___ Data lines

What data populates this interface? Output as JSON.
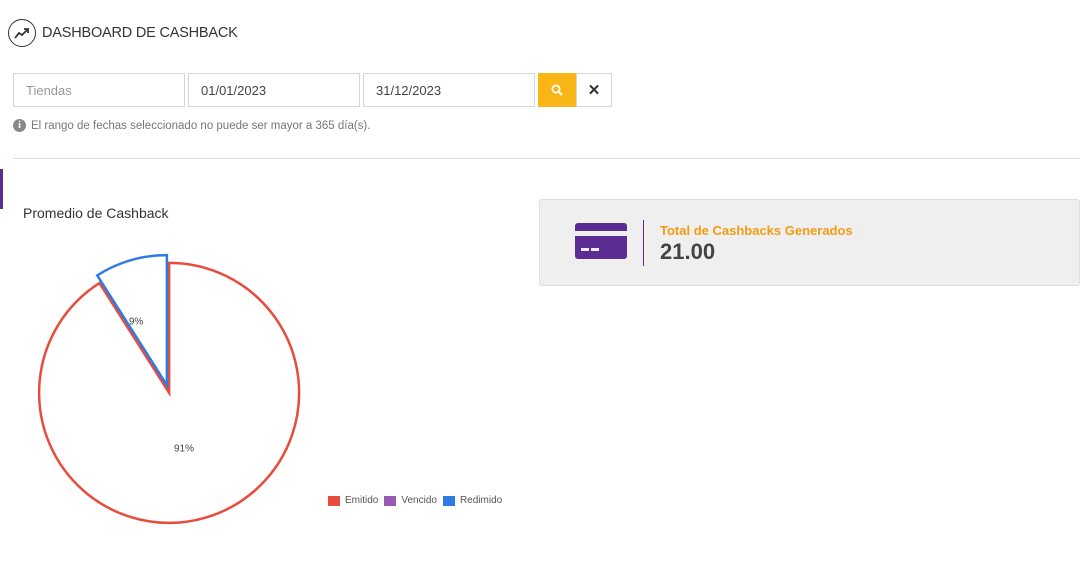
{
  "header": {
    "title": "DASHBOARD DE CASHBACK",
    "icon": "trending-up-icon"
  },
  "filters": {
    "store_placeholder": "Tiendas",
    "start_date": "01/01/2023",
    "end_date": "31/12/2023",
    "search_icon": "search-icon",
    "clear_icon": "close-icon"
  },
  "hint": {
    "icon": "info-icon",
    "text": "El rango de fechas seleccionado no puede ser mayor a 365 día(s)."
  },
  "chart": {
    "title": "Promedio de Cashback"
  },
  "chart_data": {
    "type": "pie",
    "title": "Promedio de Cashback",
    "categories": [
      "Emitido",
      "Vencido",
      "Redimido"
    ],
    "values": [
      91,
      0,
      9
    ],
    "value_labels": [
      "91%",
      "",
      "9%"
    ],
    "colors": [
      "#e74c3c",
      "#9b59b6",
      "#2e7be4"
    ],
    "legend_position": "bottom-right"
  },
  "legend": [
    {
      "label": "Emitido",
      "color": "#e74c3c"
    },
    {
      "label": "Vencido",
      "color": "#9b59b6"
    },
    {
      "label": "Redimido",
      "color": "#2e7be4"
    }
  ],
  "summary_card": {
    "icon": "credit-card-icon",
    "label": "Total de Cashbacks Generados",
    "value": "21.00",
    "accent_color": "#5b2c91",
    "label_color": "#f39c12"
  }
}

______
___ Data lines

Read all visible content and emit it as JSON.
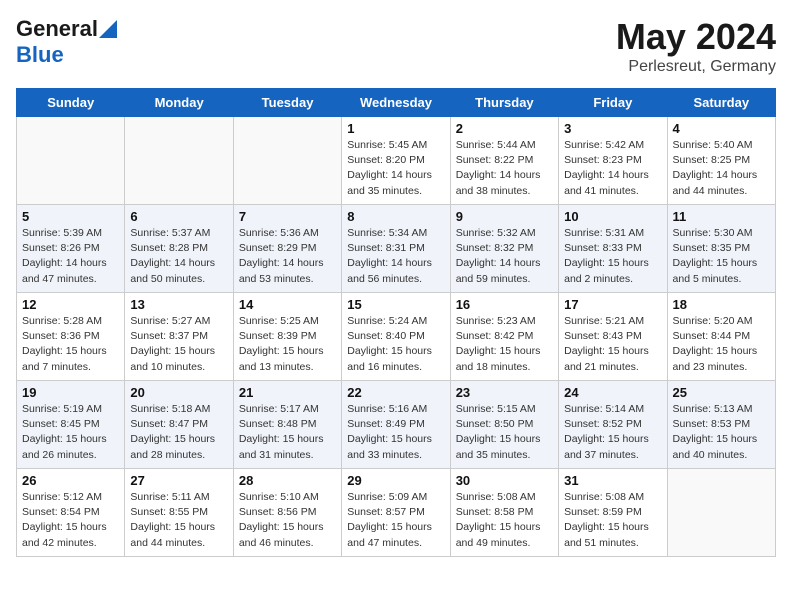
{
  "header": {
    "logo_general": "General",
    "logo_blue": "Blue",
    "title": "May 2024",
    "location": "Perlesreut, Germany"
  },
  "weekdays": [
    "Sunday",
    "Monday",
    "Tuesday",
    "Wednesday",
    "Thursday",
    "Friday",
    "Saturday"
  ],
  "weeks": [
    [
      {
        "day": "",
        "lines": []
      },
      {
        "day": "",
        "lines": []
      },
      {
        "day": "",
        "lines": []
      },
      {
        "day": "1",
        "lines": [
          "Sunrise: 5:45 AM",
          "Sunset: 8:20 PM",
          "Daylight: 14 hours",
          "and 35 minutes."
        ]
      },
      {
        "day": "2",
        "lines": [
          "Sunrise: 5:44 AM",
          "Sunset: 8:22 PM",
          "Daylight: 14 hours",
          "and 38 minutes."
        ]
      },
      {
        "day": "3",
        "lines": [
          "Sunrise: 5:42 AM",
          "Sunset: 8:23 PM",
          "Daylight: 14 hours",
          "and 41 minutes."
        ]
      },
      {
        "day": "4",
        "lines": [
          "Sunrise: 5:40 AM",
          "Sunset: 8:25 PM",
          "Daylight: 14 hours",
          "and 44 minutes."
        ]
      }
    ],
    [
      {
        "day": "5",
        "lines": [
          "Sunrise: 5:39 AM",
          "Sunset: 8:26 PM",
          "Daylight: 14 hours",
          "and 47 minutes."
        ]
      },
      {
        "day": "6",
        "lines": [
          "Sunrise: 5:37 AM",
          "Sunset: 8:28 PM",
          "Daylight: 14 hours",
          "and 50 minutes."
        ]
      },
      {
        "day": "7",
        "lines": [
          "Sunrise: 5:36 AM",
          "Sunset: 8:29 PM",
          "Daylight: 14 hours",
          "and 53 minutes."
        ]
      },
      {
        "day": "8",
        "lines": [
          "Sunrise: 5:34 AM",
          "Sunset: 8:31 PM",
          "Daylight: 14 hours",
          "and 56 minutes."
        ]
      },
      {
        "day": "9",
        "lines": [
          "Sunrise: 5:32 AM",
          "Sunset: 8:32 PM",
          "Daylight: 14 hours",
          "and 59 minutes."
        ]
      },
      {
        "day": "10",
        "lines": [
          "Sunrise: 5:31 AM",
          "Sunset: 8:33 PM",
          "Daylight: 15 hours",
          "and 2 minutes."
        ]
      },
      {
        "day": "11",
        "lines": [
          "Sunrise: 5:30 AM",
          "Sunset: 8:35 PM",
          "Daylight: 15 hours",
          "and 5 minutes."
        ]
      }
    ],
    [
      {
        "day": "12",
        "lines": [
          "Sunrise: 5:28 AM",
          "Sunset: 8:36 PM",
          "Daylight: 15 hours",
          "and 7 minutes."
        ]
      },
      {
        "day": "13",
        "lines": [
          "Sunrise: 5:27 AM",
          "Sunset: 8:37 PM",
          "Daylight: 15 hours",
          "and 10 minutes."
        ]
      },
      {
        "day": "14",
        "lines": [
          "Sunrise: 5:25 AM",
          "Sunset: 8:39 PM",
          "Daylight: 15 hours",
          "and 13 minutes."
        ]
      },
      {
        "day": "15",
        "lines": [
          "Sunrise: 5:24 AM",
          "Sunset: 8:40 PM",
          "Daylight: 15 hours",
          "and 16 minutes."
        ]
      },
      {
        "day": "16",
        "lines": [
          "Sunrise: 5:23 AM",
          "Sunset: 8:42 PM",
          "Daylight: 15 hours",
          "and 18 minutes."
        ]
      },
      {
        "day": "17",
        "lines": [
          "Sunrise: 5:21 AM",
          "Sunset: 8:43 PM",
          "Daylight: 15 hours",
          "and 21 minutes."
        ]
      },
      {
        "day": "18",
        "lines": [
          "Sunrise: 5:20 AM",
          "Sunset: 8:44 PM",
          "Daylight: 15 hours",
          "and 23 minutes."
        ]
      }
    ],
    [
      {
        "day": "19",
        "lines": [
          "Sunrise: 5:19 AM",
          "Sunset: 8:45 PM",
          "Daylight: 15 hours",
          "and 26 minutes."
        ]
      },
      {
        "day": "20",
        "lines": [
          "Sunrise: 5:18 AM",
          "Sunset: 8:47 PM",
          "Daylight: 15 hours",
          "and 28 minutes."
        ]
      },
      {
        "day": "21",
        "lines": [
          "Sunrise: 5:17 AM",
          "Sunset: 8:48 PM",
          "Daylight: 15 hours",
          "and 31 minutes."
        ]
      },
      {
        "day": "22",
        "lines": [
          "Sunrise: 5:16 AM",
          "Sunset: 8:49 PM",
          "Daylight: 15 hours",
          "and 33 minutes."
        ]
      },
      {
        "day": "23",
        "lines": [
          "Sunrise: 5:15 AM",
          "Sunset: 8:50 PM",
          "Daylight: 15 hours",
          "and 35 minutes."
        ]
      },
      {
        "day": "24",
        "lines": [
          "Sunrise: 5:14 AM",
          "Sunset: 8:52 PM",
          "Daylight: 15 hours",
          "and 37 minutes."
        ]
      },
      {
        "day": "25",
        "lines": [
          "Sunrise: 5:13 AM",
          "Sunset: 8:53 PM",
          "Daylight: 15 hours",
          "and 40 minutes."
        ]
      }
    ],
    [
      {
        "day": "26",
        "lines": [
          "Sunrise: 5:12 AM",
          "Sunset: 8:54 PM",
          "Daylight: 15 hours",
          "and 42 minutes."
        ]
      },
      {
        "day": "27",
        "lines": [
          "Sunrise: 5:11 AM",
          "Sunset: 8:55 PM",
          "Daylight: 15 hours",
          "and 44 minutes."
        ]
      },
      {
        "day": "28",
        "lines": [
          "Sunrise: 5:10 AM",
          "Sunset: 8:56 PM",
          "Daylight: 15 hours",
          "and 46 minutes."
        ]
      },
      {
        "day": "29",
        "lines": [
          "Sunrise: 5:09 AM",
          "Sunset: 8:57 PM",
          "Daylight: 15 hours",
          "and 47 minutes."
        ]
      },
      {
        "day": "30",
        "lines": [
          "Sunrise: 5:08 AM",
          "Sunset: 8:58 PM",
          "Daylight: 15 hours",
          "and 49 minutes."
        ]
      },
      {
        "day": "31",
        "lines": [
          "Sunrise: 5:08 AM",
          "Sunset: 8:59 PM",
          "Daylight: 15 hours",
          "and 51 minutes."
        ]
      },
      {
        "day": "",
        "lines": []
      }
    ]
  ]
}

______

### Task directions
From the material above, copy each line that includes the word "title".

### Reply to the task
    "title": "DASHBOARD DE CASHBACK",
    "title": "Promedio de Cashback"
    "title": "Promedio de Cashback",
    "title": "May 2024",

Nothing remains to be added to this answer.